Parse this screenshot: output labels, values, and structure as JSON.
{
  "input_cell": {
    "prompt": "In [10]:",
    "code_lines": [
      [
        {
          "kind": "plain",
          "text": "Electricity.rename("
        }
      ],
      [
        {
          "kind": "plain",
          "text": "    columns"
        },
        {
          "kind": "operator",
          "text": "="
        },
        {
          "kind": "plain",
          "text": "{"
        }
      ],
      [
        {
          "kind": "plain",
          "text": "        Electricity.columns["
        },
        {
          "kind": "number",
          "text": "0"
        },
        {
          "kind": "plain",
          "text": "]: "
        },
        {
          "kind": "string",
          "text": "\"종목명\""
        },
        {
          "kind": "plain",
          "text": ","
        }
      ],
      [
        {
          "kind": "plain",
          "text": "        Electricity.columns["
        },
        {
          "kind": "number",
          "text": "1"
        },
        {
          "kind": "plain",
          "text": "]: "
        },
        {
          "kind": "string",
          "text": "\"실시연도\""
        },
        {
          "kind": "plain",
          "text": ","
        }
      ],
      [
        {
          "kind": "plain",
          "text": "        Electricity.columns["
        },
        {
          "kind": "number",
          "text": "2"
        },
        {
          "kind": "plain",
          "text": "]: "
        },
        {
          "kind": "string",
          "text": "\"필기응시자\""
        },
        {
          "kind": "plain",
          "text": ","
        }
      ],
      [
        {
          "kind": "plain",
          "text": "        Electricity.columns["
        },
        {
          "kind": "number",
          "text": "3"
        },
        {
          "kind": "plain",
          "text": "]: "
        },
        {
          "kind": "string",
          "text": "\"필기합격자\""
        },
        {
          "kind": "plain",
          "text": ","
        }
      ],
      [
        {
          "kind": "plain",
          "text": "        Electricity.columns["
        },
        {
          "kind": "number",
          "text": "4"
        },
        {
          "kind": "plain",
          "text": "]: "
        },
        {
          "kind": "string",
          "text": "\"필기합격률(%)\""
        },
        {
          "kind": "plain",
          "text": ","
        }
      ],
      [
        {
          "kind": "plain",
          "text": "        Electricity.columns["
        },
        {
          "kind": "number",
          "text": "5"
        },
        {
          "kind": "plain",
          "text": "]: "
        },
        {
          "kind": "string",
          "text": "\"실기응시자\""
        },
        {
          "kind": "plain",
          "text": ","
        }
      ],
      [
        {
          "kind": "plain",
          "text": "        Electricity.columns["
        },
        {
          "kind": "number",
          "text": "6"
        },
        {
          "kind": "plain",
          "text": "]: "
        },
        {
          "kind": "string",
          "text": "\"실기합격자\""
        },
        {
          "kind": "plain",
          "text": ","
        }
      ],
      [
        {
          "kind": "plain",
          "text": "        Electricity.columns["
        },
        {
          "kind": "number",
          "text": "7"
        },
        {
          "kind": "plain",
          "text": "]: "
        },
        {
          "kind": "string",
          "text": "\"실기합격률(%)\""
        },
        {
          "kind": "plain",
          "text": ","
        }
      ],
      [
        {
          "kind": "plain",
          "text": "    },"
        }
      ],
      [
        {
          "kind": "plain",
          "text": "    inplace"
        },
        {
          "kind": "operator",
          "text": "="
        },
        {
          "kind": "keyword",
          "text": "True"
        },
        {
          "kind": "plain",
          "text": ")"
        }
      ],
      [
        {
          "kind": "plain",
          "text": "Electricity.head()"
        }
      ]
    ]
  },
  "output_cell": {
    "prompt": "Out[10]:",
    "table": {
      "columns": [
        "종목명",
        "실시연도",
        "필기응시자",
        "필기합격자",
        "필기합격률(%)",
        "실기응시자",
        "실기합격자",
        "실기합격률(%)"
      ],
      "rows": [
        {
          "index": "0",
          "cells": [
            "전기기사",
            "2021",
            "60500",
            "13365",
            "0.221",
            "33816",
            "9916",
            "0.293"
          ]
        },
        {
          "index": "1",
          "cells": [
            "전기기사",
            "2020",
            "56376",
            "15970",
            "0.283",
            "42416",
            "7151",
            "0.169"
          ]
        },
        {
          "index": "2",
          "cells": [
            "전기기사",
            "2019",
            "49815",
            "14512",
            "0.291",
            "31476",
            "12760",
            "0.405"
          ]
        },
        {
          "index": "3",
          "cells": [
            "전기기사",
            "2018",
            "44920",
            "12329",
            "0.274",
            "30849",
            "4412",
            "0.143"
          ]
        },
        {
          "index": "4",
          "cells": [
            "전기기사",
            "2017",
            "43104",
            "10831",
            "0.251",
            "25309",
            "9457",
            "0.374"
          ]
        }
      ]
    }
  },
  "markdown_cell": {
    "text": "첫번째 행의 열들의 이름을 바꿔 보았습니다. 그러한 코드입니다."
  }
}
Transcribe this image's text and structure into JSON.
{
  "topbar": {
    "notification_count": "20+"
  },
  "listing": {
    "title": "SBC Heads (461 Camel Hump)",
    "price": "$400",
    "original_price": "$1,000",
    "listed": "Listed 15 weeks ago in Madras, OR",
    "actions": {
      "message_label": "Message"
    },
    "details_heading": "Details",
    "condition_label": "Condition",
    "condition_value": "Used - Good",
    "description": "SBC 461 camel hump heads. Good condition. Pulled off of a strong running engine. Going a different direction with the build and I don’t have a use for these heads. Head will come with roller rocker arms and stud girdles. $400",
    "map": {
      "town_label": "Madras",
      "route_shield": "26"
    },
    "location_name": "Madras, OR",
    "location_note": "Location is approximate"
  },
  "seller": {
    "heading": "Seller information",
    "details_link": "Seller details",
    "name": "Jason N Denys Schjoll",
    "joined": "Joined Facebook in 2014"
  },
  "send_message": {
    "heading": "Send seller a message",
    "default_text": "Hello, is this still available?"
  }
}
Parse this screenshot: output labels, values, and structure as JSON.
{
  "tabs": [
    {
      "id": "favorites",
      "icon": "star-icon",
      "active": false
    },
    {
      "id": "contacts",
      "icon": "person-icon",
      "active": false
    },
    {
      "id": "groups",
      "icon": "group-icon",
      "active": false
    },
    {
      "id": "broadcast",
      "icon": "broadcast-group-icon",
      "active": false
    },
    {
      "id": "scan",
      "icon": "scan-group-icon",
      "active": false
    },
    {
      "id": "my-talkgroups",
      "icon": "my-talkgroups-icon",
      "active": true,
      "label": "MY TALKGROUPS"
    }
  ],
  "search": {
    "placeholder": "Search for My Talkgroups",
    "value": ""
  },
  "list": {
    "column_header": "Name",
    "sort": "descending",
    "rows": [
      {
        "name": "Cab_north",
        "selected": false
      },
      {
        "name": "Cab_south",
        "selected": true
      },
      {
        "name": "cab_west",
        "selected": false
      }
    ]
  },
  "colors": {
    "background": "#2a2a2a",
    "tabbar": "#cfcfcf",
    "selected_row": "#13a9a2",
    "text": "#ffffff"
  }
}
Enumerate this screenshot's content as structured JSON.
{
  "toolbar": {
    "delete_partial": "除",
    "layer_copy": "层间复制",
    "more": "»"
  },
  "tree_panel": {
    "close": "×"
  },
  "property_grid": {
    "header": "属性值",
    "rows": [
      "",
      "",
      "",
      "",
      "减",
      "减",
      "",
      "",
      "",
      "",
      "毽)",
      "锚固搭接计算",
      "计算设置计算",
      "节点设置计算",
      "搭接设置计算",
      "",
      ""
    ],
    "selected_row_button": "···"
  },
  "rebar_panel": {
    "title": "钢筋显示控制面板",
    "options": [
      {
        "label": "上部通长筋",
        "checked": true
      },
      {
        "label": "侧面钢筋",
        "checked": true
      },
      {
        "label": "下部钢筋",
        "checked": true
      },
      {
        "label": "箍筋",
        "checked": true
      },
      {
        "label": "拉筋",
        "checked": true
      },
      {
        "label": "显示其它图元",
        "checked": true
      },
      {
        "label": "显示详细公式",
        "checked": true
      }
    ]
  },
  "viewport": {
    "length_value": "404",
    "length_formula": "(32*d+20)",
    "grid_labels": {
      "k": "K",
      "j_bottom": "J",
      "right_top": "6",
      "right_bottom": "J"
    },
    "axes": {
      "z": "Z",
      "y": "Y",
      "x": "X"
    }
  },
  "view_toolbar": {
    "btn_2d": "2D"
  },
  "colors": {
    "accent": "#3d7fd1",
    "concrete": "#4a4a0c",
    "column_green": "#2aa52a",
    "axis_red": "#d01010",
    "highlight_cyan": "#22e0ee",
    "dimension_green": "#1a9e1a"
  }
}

**Exercise details**
From the entries above, copy each line holding "Good".

**Written solution**
    "condition_value": "Used - Good",
    "description": "SBC 461 camel hump heads. Good condition. Pulled off of a strong running engine. Going a different direction with the build and I don’t have a use for these heads. Head will come with roller rocker arms and stud girdles. $400",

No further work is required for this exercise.